----- Supplied records

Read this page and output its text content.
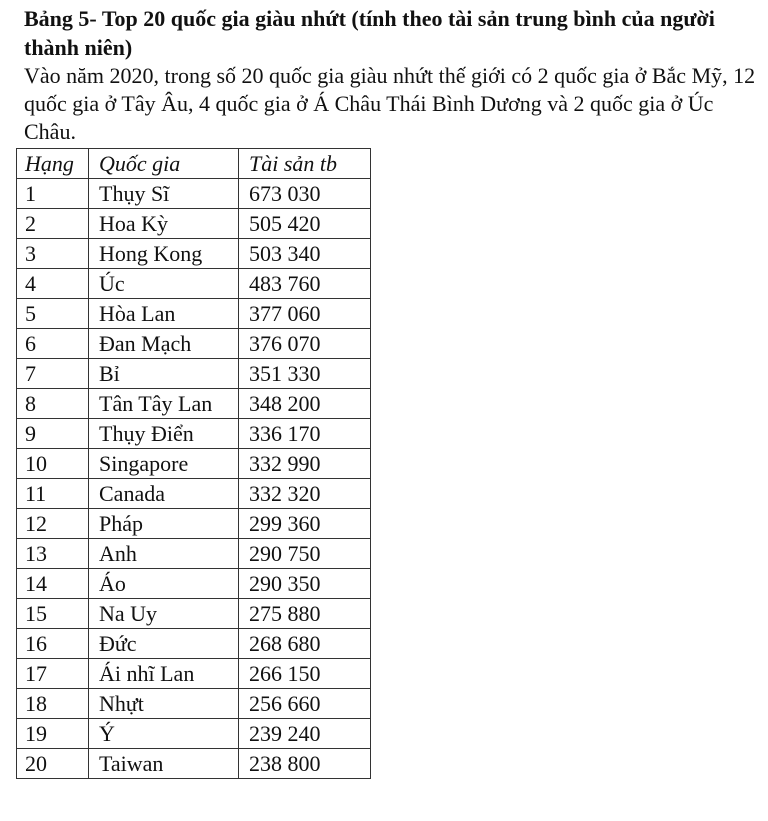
Bảng 5- Top 20 quốc gia giàu nhứt (tính theo tài sản trung bình của người thành niên)

Vào năm 2020, trong số 20 quốc gia giàu nhứt thế giới có 2 quốc gia ở Bắc Mỹ, 12 quốc gia ở Tây Âu, 4 quốc gia ở Á Châu Thái Bình Dương và 2 quốc gia ở Úc Châu.

Hạng	Quốc gia	Tài sản tb
1	Thụy Sĩ	673 030
2	Hoa Kỳ	505 420
3	Hong Kong	503 340
4	Úc	483 760
5	Hòa Lan	377 060
6	Đan Mạch	376 070
7	Bỉ	351 330
8	Tân Tây Lan	348 200
9	Thụy Điển	336 170
10	Singapore	332 990
11	Canada	332 320
12	Pháp	299 360
13	Anh	290 750
14	Áo	290 350
15	Na Uy	275 880
16	Đức	268 680
17	Ái nhĩ Lan	266 150
18	Nhựt	256 660
19	Ý	239 240
20	Taiwan	238 800
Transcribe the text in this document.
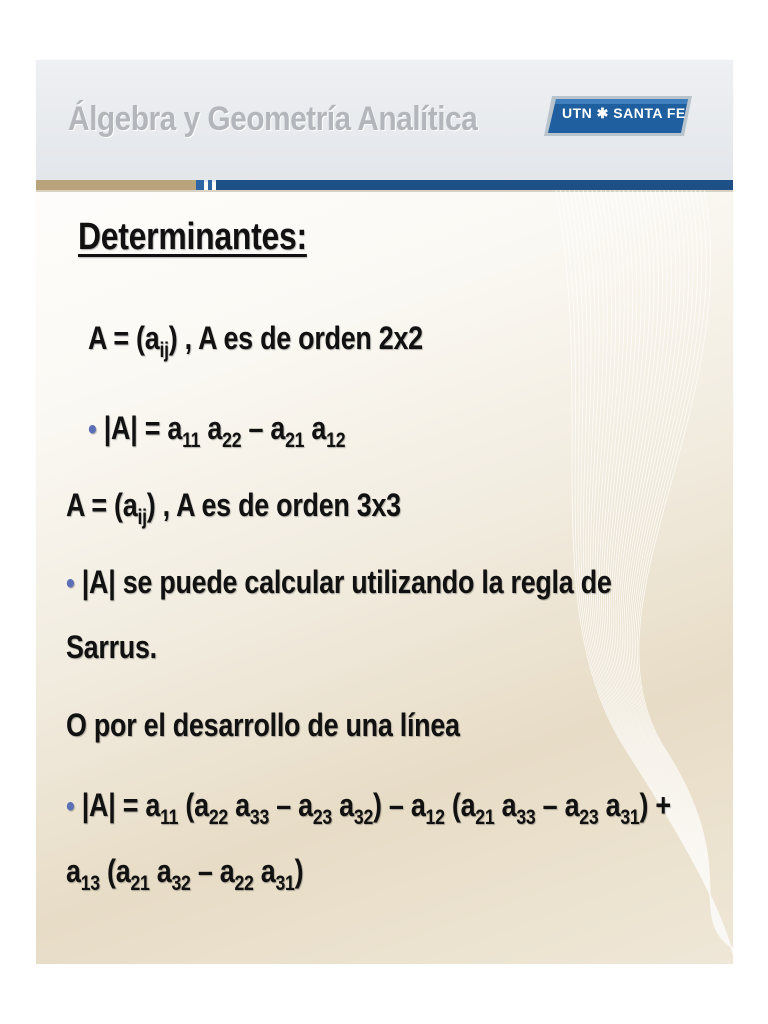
Álgebra y Geometría Analítica	UTN ✱ SANTA FE
Determinantes:
$A = (a_{ij})$ , A es de orden 2x2
• $|A| = a_{11}$ $a_{22} - a_{21}$ $a_{12}$
$A = (a_{ij})$ , A es de orden 3x3
• |A| se puede calcular utilizando la regla de
Sarrus.
O por el desarrollo de una línea
• $|A| = a_{11}$ ($a_{22}$ $a_{33} - a_{23}$ $a_{32}) - a_{12}$ ($a_{21}$ $a_{33} - a_{23}$ $a_{31}$) +
$a_{13}$ ($a_{21}$ $a_{32} - a_{22}$ $a_{31}$)
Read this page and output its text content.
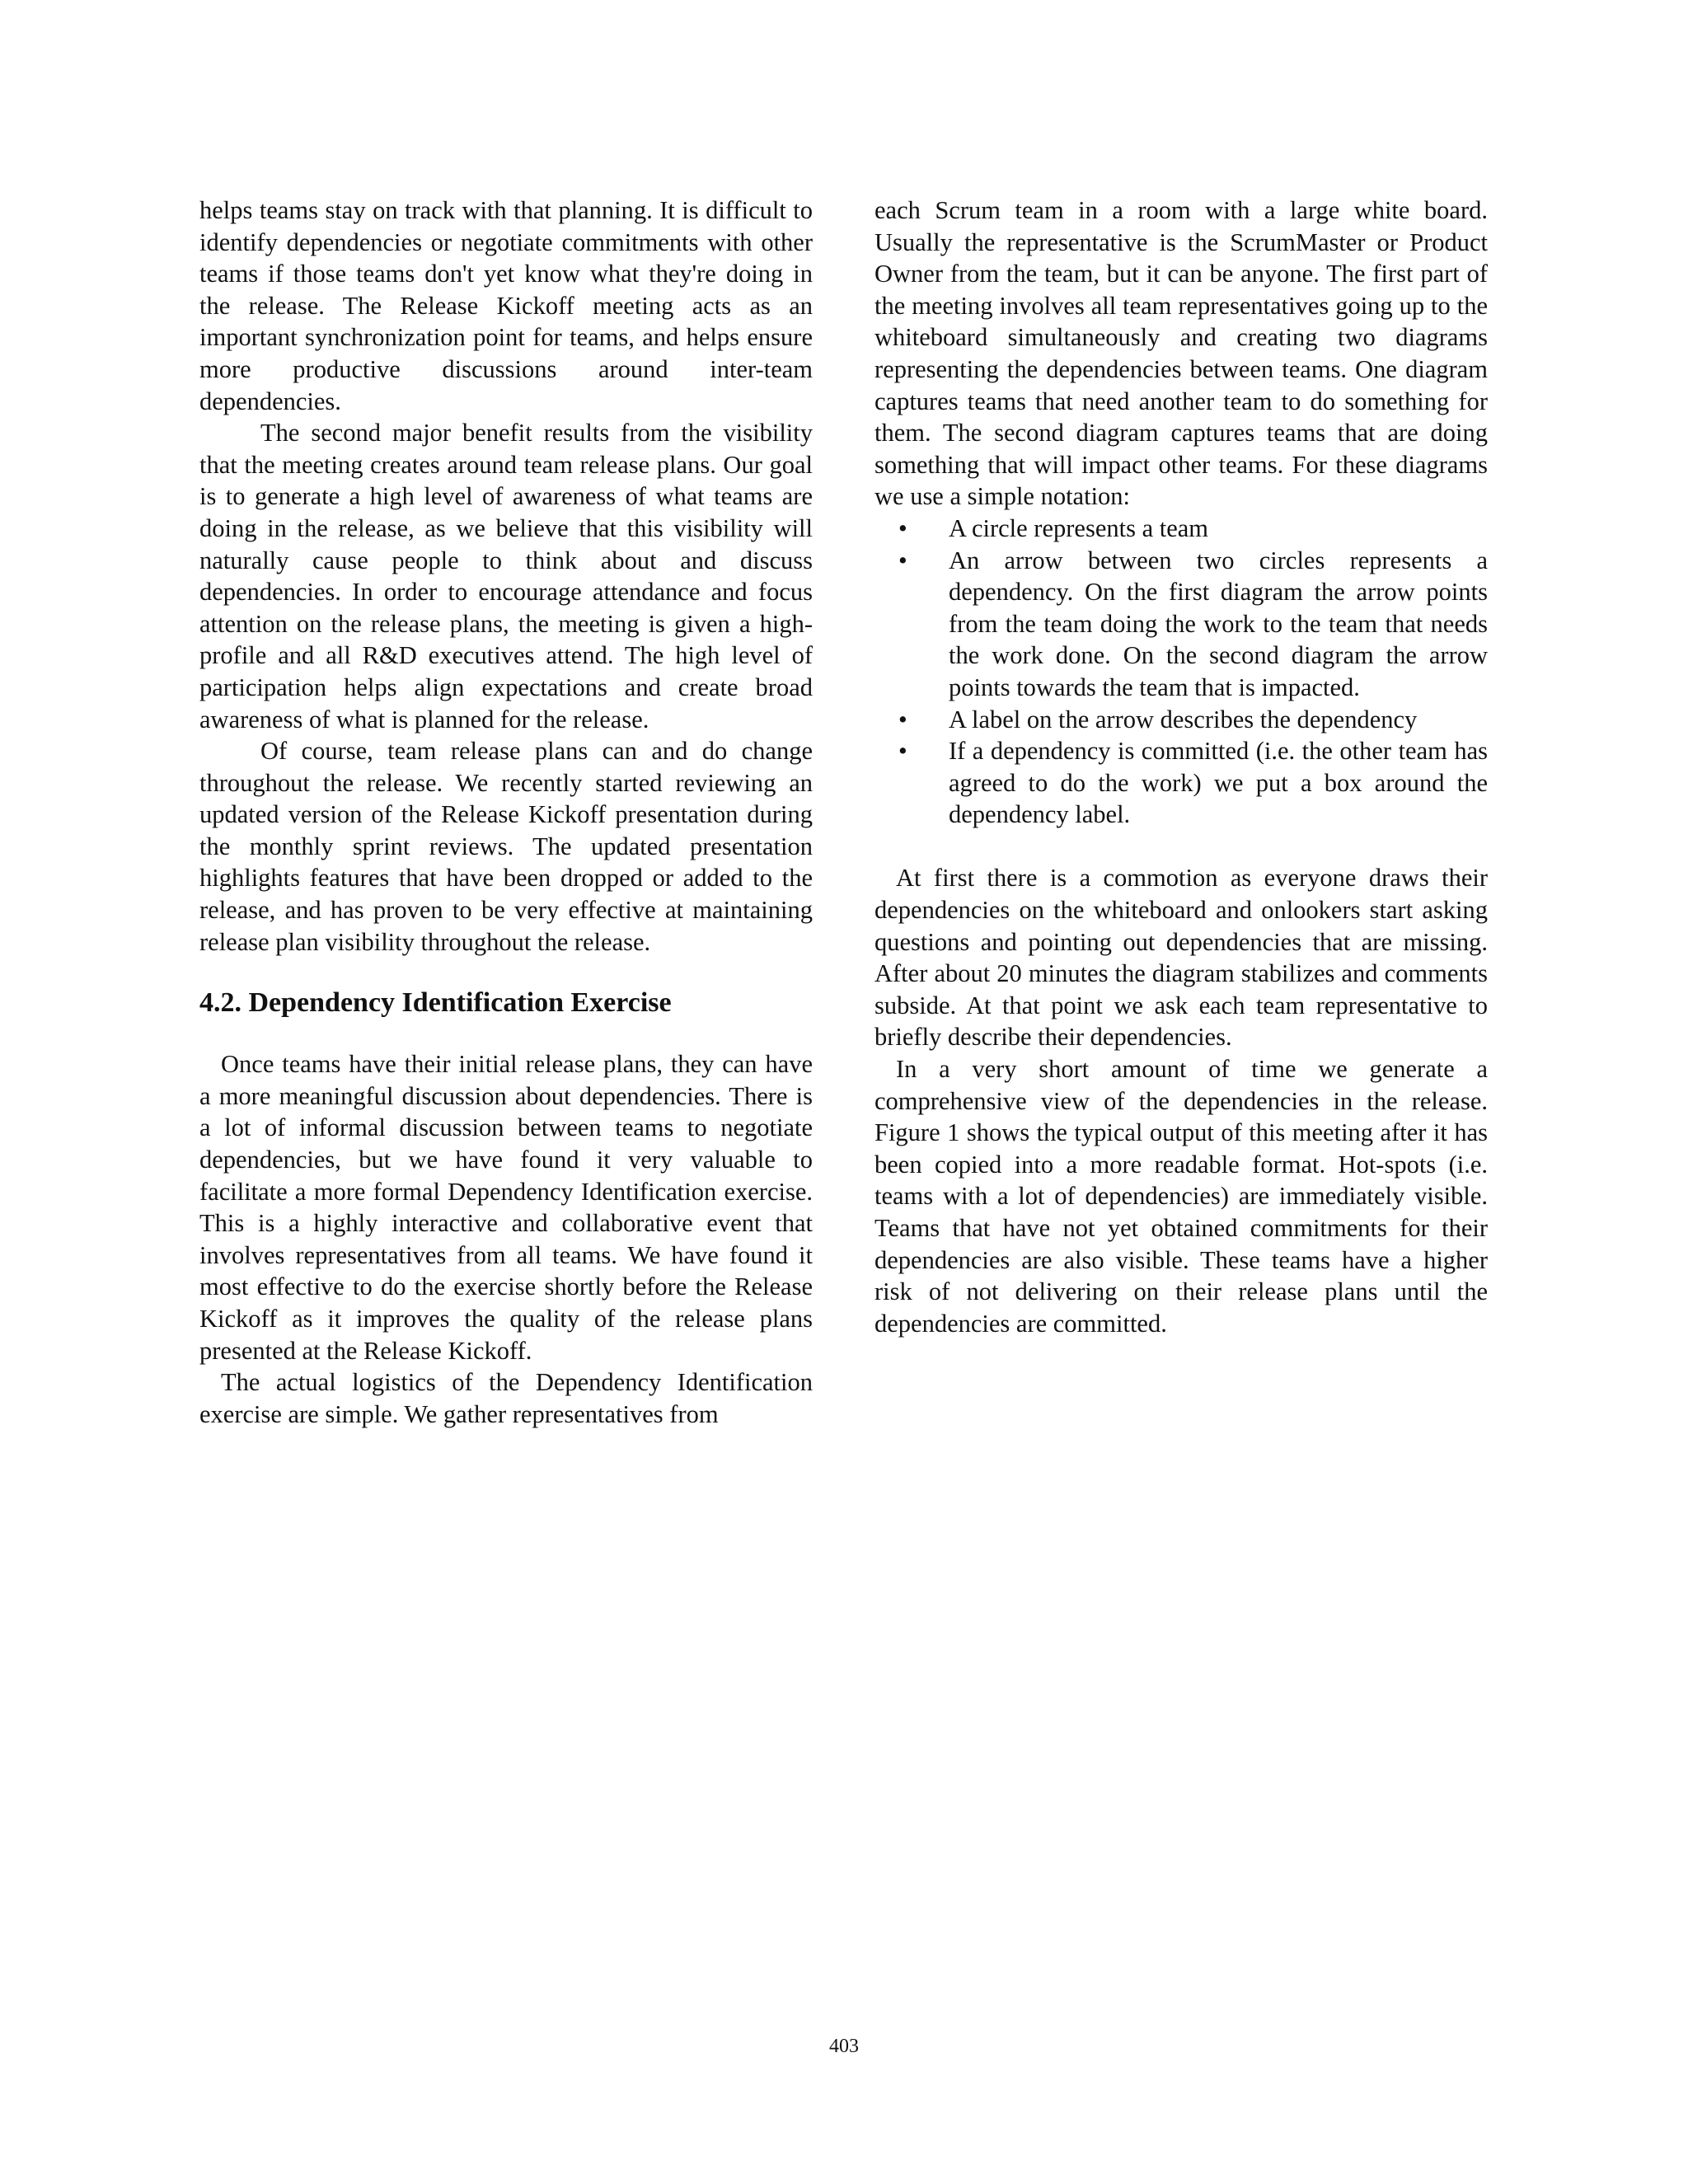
helps teams stay on track with that planning. It is difficult to identify dependencies or negotiate commitments with other teams if those teams don't yet know what they're doing in the release. The Release Kickoff meeting acts as an important synchronization point for teams, and helps ensure more productive discussions around inter-team dependencies.

The second major benefit results from the visibility that the meeting creates around team release plans. Our goal is to generate a high level of awareness of what teams are doing in the release, as we believe that this visibility will naturally cause people to think about and discuss dependencies. In order to encourage attendance and focus attention on the release plans, the meeting is given a high-profile and all R&D executives attend. The high level of participation helps align expectations and create broad awareness of what is planned for the release.

Of course, team release plans can and do change throughout the release. We recently started reviewing an updated version of the Release Kickoff presentation during the monthly sprint reviews. The updated presentation highlights features that have been dropped or added to the release, and has proven to be very effective at maintaining release plan visibility throughout the release.

4.2. Dependency Identification Exercise

Once teams have their initial release plans, they can have a more meaningful discussion about dependencies. There is a lot of informal discussion between teams to negotiate dependencies, but we have found it very valuable to facilitate a more formal Dependency Identification exercise. This is a highly interactive and collaborative event that involves representatives from all teams. We have found it most effective to do the exercise shortly before the Release Kickoff as it improves the quality of the release plans presented at the Release Kickoff.

The actual logistics of the Dependency Identification exercise are simple. We gather representatives from

each Scrum team in a room with a large white board. Usually the representative is the ScrumMaster or Product Owner from the team, but it can be anyone. The first part of the meeting involves all team representatives going up to the whiteboard simultaneously and creating two diagrams representing the dependencies between teams. One diagram captures teams that need another team to do something for them. The second diagram captures teams that are doing something that will impact other teams. For these diagrams we use a simple notation:

• A circle represents a team
• An arrow between two circles represents a dependency. On the first diagram the arrow points from the team doing the work to the team that needs the work done. On the second diagram the arrow points towards the team that is impacted.
• A label on the arrow describes the dependency
• If a dependency is committed (i.e. the other team has agreed to do the work) we put a box around the dependency label.

At first there is a commotion as everyone draws their dependencies on the whiteboard and onlookers start asking questions and pointing out dependencies that are missing. After about 20 minutes the diagram stabilizes and comments subside. At that point we ask each team representative to briefly describe their dependencies.

In a very short amount of time we generate a comprehensive view of the dependencies in the release. Figure 1 shows the typical output of this meeting after it has been copied into a more readable format. Hot-spots (i.e. teams with a lot of dependencies) are immediately visible. Teams that have not yet obtained commitments for their dependencies are also visible. These teams have a higher risk of not delivering on their release plans until the dependencies are committed.

403
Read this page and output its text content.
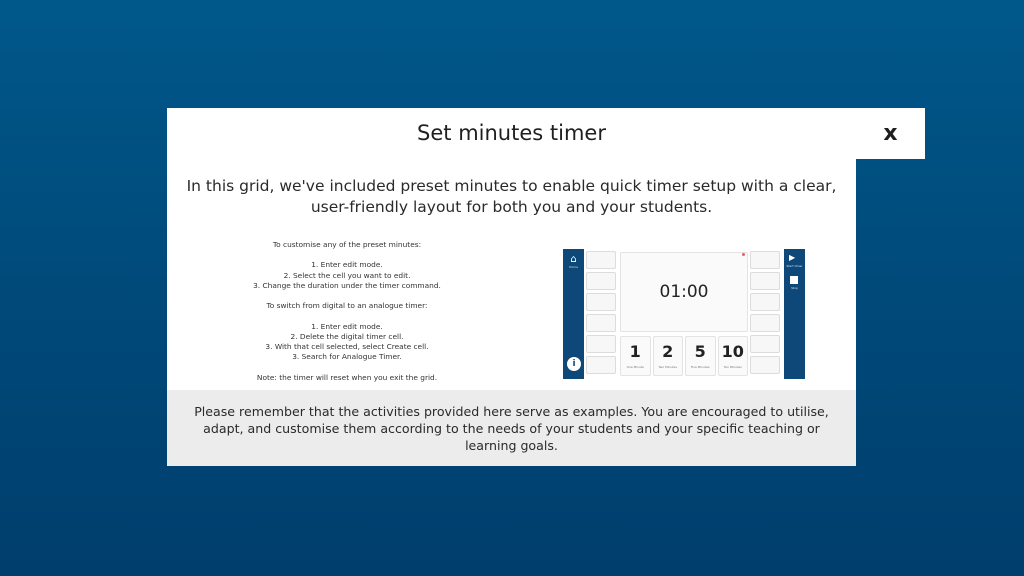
Set minutes timer

In this grid, we've included preset minutes to enable quick timer setup with a clear, user-friendly layout for both you and your students.

To customise any of the preset minutes:
1. Enter edit mode.
2. Select the cell you want to edit.
3. Change the duration under the timer command.
To switch from digital to an analogue timer:
1. Enter edit mode.
2. Delete the digital timer cell.
3. With that cell selected, select Create cell.
3. Search for Analogue Timer.
Note: the timer will reset when you exit the grid.
⌂
Home
i
01:00
1
One Minute
2
Two Minutes
5
Five Minutes
10
Ten Minutes
▶
Start timer
Stop

Please remember that the activities provided here serve as examples. You are encouraged to utilise, adapt, and customise them according to the needs of your students and your specific teaching or learning goals.

x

----------

--- Instruction ---
Above is a listing; report how many of its lines include the word "nhứt", giving the number only.

--- Written solution ---
2